◆ **Aim of the exercise**
Could you write out the records below exactly as they appear, leaving out any pictures?

◆ **Data provided**
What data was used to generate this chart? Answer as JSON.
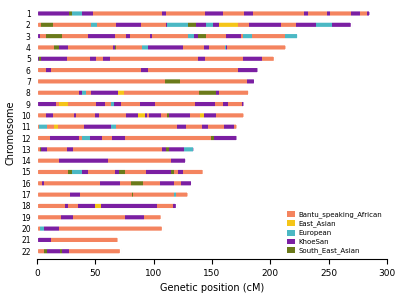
{
  "colors": {
    "Bantu_speaking_African": "#F4845F",
    "East_Asian": "#F5C518",
    "European": "#4BB8C4",
    "KhoeSan": "#7B1FA2",
    "South_East_Asian": "#6B7A1A"
  },
  "legend_labels": [
    "Bantu_speaking_African",
    "East_Asian",
    "European",
    "KhoeSan",
    "South_East_Asian"
  ],
  "xlabel": "Genetic position (cM)",
  "ylabel": "Chromosome",
  "xlim": [
    0,
    300
  ],
  "xticks": [
    0,
    50,
    100,
    150,
    200,
    250,
    300
  ],
  "chr_lengths": [
    286,
    270,
    224,
    214,
    204,
    190,
    187,
    182,
    178,
    178,
    172,
    172,
    135,
    128,
    143,
    133,
    130,
    120,
    107,
    108,
    70,
    72
  ],
  "bar_height": 0.55,
  "weights": [
    0.52,
    0.03,
    0.07,
    0.33,
    0.05
  ],
  "bg_color": "#FFFFFF"
}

◆ **The response**
What data was used to generate this chart? Answer as JSON.
{
  "colors": {
    "Bantu_speaking_African": "#F4845F",
    "East_Asian": "#F5C518",
    "European": "#4BB8C4",
    "KhoeSan": "#7B1FA2",
    "South_East_Asian": "#6B7A1A"
  },
  "legend_labels": [
    "Bantu_speaking_African",
    "East_Asian",
    "European",
    "KhoeSan",
    "South_East_Asian"
  ],
  "xlabel": "Genetic position (cM)",
  "ylabel": "Chromosome",
  "xlim": [
    0,
    300
  ],
  "xticks": [
    0,
    50,
    100,
    150,
    200,
    250,
    300
  ],
  "chr_lengths": [
    286,
    270,
    224,
    214,
    204,
    190,
    187,
    182,
    178,
    178,
    172,
    172,
    135,
    128,
    143,
    133,
    130,
    120,
    107,
    108,
    70,
    72
  ],
  "bar_height": 0.55,
  "weights": [
    0.52,
    0.03,
    0.07,
    0.33,
    0.05
  ],
  "bg_color": "#FFFFFF"
}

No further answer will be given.